* SET EXERCISE *
Lines containing the string "connection" are to be collected in full.

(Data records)

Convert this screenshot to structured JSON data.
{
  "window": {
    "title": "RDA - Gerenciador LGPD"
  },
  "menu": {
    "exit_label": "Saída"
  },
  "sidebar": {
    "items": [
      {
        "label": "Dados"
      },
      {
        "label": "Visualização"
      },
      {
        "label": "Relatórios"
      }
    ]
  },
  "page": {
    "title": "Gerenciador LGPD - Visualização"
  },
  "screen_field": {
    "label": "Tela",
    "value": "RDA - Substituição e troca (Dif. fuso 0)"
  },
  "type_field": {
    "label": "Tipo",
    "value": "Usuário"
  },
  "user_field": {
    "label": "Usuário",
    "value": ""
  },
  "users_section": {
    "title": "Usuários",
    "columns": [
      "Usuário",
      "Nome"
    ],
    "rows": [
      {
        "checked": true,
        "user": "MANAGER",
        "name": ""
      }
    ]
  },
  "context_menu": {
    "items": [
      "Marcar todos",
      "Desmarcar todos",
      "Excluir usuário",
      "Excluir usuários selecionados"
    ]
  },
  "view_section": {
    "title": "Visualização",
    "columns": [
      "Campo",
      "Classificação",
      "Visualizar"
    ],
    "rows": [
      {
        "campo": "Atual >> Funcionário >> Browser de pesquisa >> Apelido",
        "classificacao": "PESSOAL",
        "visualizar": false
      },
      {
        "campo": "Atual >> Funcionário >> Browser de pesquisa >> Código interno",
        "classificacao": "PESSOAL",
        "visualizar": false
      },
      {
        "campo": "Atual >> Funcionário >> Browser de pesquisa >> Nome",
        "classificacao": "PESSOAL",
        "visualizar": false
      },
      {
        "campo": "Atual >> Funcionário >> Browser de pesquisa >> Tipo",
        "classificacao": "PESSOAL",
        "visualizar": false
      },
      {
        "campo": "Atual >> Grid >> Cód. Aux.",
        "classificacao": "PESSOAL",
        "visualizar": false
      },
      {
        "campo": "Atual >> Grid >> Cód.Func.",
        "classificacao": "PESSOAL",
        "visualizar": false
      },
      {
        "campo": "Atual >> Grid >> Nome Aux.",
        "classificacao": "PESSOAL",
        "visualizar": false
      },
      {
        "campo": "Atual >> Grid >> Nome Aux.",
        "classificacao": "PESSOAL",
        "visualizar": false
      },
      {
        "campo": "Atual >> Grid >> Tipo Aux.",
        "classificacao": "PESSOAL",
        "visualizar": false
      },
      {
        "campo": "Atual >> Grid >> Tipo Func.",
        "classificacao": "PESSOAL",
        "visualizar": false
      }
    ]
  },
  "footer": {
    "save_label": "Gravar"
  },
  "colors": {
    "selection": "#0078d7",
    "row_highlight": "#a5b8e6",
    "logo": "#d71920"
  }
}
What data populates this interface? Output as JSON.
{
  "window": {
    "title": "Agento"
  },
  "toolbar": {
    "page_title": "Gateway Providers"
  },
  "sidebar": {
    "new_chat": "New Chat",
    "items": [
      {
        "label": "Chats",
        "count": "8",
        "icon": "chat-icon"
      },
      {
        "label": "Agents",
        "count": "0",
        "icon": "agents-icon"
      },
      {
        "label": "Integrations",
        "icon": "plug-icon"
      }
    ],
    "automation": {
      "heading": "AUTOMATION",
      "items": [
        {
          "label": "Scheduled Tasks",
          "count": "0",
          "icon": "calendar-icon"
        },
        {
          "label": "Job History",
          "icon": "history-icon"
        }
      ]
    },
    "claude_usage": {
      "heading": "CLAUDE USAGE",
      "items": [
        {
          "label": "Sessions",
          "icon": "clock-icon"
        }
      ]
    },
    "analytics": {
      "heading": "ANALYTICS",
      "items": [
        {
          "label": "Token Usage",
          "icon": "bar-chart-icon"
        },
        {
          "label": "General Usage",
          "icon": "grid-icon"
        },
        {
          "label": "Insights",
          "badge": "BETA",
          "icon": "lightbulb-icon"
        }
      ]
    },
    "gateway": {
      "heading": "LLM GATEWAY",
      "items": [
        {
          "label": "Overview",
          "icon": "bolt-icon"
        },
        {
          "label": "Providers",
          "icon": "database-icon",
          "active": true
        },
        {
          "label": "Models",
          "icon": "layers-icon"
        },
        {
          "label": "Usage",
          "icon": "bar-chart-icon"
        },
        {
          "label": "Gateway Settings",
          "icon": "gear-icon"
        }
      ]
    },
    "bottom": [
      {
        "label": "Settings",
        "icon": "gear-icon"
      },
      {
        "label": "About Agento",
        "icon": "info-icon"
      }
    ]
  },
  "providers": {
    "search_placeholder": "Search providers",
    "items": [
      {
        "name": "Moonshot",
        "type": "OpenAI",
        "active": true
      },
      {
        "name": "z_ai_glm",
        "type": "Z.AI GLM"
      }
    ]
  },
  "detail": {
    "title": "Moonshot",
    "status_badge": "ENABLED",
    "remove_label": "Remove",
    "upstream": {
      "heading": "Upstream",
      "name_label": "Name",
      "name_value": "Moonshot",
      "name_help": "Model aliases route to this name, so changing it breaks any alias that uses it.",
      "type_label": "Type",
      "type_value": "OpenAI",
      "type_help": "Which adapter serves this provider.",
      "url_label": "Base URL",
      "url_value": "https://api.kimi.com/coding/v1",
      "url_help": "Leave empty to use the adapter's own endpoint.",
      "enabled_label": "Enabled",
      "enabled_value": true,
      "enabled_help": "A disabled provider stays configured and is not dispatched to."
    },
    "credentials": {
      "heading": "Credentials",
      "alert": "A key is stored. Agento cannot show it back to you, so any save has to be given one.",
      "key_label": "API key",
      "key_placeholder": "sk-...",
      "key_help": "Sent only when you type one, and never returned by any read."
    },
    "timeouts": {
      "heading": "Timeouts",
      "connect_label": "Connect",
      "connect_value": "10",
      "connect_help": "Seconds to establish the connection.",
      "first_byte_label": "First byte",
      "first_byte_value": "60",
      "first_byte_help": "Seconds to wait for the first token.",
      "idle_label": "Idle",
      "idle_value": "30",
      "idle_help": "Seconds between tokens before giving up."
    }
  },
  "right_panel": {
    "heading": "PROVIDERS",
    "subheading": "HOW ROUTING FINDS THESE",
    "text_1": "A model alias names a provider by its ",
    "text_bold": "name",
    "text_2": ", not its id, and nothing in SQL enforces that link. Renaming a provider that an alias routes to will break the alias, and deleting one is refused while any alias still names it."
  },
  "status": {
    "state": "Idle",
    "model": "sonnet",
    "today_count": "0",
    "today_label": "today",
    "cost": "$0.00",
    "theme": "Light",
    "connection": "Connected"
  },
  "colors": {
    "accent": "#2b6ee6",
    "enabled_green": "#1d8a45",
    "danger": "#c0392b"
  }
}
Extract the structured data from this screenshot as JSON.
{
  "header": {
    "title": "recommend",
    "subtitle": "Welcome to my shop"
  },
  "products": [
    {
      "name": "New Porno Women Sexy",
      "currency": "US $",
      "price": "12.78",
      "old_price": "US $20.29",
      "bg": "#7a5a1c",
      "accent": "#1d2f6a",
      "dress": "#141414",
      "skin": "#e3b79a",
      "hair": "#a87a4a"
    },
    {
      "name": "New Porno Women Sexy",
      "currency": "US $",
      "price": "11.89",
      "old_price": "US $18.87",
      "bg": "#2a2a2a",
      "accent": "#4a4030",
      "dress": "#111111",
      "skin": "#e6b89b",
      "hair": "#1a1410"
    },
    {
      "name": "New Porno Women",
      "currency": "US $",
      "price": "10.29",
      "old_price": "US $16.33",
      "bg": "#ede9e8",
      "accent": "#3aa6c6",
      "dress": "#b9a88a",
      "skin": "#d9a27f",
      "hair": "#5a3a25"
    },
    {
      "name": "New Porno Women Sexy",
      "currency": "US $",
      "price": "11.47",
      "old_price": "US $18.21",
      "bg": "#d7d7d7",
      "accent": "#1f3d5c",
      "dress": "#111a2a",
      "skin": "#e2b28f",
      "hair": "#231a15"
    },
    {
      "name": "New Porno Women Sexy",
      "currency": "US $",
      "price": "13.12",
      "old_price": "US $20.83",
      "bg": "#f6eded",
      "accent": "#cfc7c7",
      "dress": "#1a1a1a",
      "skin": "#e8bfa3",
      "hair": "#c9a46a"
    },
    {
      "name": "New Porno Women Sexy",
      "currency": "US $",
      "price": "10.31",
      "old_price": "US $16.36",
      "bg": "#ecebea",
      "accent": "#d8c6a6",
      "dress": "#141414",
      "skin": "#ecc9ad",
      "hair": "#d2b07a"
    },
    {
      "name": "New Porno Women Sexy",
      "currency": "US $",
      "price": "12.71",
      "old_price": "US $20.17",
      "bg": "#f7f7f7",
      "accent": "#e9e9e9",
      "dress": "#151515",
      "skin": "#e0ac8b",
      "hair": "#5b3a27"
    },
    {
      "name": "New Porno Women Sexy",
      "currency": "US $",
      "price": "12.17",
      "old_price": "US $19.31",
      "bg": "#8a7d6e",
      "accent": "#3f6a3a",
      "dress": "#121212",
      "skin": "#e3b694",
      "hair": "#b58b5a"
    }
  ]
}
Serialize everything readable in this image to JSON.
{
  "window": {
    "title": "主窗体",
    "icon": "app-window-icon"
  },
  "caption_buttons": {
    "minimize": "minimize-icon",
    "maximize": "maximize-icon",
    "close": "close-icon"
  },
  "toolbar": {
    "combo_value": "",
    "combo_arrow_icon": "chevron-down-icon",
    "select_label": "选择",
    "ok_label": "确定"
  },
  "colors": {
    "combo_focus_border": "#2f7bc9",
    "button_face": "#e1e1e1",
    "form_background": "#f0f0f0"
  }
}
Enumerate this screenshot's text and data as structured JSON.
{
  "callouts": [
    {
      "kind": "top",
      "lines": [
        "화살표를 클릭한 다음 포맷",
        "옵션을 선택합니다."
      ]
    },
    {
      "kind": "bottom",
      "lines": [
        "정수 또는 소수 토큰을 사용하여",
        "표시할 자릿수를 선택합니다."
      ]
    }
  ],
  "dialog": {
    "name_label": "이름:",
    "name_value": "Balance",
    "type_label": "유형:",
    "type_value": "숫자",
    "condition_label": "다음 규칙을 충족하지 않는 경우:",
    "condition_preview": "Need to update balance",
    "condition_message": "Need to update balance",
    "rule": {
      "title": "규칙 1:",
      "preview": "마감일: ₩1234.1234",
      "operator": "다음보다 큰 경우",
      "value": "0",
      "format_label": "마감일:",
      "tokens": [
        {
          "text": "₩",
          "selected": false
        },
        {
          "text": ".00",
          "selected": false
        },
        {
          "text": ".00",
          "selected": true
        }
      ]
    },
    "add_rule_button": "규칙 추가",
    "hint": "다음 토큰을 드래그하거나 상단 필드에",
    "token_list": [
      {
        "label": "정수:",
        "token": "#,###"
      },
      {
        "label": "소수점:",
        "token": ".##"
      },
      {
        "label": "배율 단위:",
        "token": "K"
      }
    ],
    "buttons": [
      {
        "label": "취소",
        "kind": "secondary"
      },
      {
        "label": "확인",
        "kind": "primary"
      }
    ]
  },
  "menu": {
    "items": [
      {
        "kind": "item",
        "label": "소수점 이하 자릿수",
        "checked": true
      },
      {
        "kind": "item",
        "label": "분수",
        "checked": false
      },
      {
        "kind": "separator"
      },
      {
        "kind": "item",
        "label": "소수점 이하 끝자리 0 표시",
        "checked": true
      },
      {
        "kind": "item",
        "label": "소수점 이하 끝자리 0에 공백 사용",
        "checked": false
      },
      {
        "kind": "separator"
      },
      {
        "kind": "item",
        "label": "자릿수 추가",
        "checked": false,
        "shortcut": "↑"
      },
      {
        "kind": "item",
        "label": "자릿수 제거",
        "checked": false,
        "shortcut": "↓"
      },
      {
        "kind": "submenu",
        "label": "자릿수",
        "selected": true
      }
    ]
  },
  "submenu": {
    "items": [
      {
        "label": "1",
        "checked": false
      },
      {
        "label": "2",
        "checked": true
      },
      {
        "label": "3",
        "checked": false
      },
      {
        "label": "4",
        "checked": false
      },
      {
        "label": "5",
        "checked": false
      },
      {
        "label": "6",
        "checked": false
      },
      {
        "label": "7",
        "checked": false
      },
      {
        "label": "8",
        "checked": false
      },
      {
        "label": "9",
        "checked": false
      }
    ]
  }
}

* OUTPUT FOR THIS TASK *
      "connect_help": "Seconds to establish the connection.",
    "connection": "Connected"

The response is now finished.